__Written task__. Extract the records in full, leaving every picture out.

[Figure collection entries]
┌────────

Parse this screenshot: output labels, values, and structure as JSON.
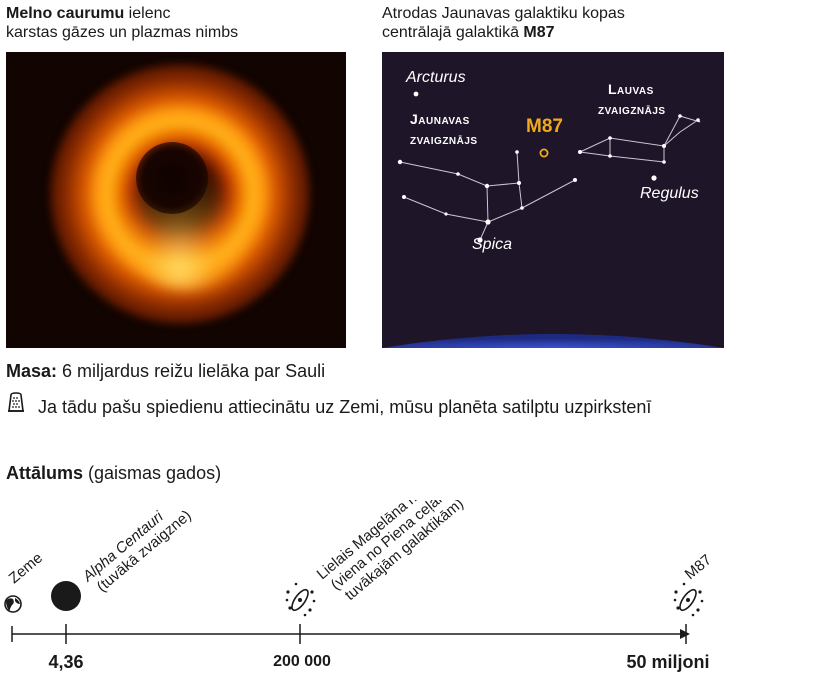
{
  "black_hole": {
    "caption_bold": "Melno caurumu",
    "caption_rest": " ielenc",
    "caption_line2": "karstas gāzes un plazmas nimbs"
  },
  "sky_map": {
    "caption_line1": "Atrodas Jaunavas galaktiku kopas",
    "caption_line2": "centrālajā galaktikā ",
    "caption_bold": "M87",
    "labels": {
      "arcturus": "Arcturus",
      "virgo_1": "Jaunavas",
      "virgo_2": "zvaigznājs",
      "m87": "M87",
      "leo_1": "Lauvas",
      "leo_2": "zvaigznājs",
      "regulus": "Regulus",
      "spica": "Spica"
    },
    "colors": {
      "background": "#1e1528",
      "m87": "#f0a81c",
      "lines": "#c9c6d6",
      "horizon": "#2a3fae"
    }
  },
  "mass": {
    "label": "Masa:",
    "text": " 6 miljardus reižu lielāka par Sauli"
  },
  "pressure_note": {
    "icon": "thimble-icon",
    "text": "Ja tādu pašu spiedienu attiecinātu uz Zemi, mūsu planēta satilptu uzpirkstenī"
  },
  "distance": {
    "title_bold": "Attālums",
    "title_rest": " (gaismas gados)",
    "objects": {
      "earth": "Zeme",
      "alpha_1": "Alpha Centauri",
      "alpha_2": "(tuvākā zvaigzne)",
      "lmc_1": "Lielais Magelāna mākonis",
      "lmc_2": "(viena no Piena ceļam",
      "lmc_3": "tuvākajām galaktikām)",
      "m87": "M87"
    },
    "ticks": {
      "alpha": "4,36",
      "lmc": "200 000",
      "m87": "50 miljoni"
    }
  }
}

└────────

__Response for this exercise__.
Parse this screenshot: output labels, values, and structure as JSON.
{
  "black_hole": {
    "caption_bold": "Melno caurumu",
    "caption_rest": " ielenc",
    "caption_line2": "karstas gāzes un plazmas nimbs"
  },
  "sky_map": {
    "caption_line1": "Atrodas Jaunavas galaktiku kopas",
    "caption_line2": "centrālajā galaktikā ",
    "caption_bold": "M87",
    "labels": {
      "arcturus": "Arcturus",
      "virgo_1": "Jaunavas",
      "virgo_2": "zvaigznājs",
      "m87": "M87",
      "leo_1": "Lauvas",
      "leo_2": "zvaigznājs",
      "regulus": "Regulus",
      "spica": "Spica"
    },
    "colors": {
      "background": "#1e1528",
      "m87": "#f0a81c",
      "lines": "#c9c6d6",
      "horizon": "#2a3fae"
    }
  },
  "mass": {
    "label": "Masa:",
    "text": " 6 miljardus reižu lielāka par Sauli"
  },
  "pressure_note": {
    "icon": "thimble-icon",
    "text": "Ja tādu pašu spiedienu attiecinātu uz Zemi, mūsu planēta satilptu uzpirkstenī"
  },
  "distance": {
    "title_bold": "Attālums",
    "title_rest": " (gaismas gados)",
    "objects": {
      "earth": "Zeme",
      "alpha_1": "Alpha Centauri",
      "alpha_2": "(tuvākā zvaigzne)",
      "lmc_1": "Lielais Magelāna mākonis",
      "lmc_2": "(viena no Piena ceļam",
      "lmc_3": "tuvākajām galaktikām)",
      "m87": "M87"
    },
    "ticks": {
      "alpha": "4,36",
      "lmc": "200 000",
      "m87": "50 miljoni"
    }
  }
}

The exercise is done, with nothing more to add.